<<<<

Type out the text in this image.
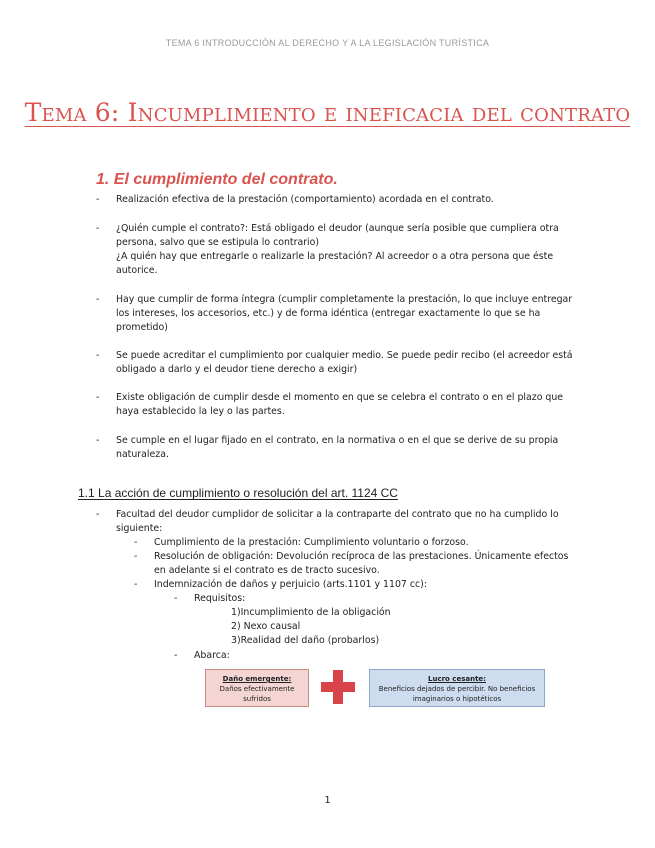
TEMA 6 INTRODUCCIÓN AL DERECHO Y A LA LEGISLACIÓN TURÍSTICA
Tema 6: Incumplimiento e ineficacia del contrato
1. El cumplimiento del contrato.
- Realización efectiva de la prestación (comportamiento) acordada en el contrato.
- ¿Quién cumple el contrato?: Está obligado el deudor (aunque sería posible que cumpliera otra
persona, salvo que se estipula lo contrario)
¿A quién hay que entregarle o realizarle la prestación? Al acreedor o a otra persona que éste
autorice.
- Hay que cumplir de forma íntegra (cumplir completamente la prestación, lo que incluye entregar
los intereses, los accesorios, etc.) y de forma idéntica (entregar exactamente lo que se ha
prometido)
- Se puede acreditar el cumplimiento por cualquier medio. Se puede pedir recibo (el acreedor está
obligado a darlo y el deudor tiene derecho a exigir)
- Existe obligación de cumplir desde el momento en que se celebra el contrato o en el plazo que
haya establecido la ley o las partes.
- Se cumple en el lugar fijado en el contrato, en la normativa o en el que se derive de su propia
naturaleza.
1.1 La acción de cumplimiento o resolución del art. 1124 CC
- Facultad del deudor cumplidor de solicitar a la contraparte del contrato que no ha cumplido lo
siguiente:
- Cumplimiento de la prestación: Cumplimiento voluntario o forzoso.
- Resolución de obligación: Devolución recíproca de las prestaciones. Únicamente efectos
en adelante si el contrato es de tracto sucesivo.
- Indemnización de daños y perjuicio (arts.1101 y 1107 cc):
- Requisitos:
1)Incumplimiento de la obligación
2) Nexo causal
3)Realidad del daño (probarlos)
- Abarca:
Daño emergente:
Daños efectivamente
sufridos
Lucro cesante:
Beneficios dejados de percibir. No beneficios
imaginarios o hipotéticos
1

>>>>

PROBLEM REQUIREMENTS.
Will you set down the records word for word while leaving out every picture?

RIGHT ANSWER.
Type out the text in this image.
TEMA 6 INTRODUCCIÓN AL DERECHO Y A LA LEGISLACIÓN TURÍSTICA
Tema 6: Incumplimiento e ineficacia del contrato
1. El cumplimiento del contrato.
- Realización efectiva de la prestación (comportamiento) acordada en el contrato.
- ¿Quién cumple el contrato?: Está obligado el deudor (aunque sería posible que cumpliera otra
persona, salvo que se estipula lo contrario)
¿A quién hay que entregarle o realizarle la prestación? Al acreedor o a otra persona que éste
autorice.
- Hay que cumplir de forma íntegra (cumplir completamente la prestación, lo que incluye entregar
los intereses, los accesorios, etc.) y de forma idéntica (entregar exactamente lo que se ha
prometido)
- Se puede acreditar el cumplimiento por cualquier medio. Se puede pedir recibo (el acreedor está
obligado a darlo y el deudor tiene derecho a exigir)
- Existe obligación de cumplir desde el momento en que se celebra el contrato o en el plazo que
haya establecido la ley o las partes.
- Se cumple en el lugar fijado en el contrato, en la normativa o en el que se derive de su propia
naturaleza.
1.1 La acción de cumplimiento o resolución del art. 1124 CC
- Facultad del deudor cumplidor de solicitar a la contraparte del contrato que no ha cumplido lo
siguiente:
- Cumplimiento de la prestación: Cumplimiento voluntario o forzoso.
- Resolución de obligación: Devolución recíproca de las prestaciones. Únicamente efectos
en adelante si el contrato es de tracto sucesivo.
- Indemnización de daños y perjuicio (arts.1101 y 1107 cc):
- Requisitos:
1)Incumplimiento de la obligación
2) Nexo causal
3)Realidad del daño (probarlos)
- Abarca:
Daño emergente:
Daños efectivamente
sufridos
Lucro cesante:
Beneficios dejados de percibir. No beneficios
imaginarios o hipotéticos
1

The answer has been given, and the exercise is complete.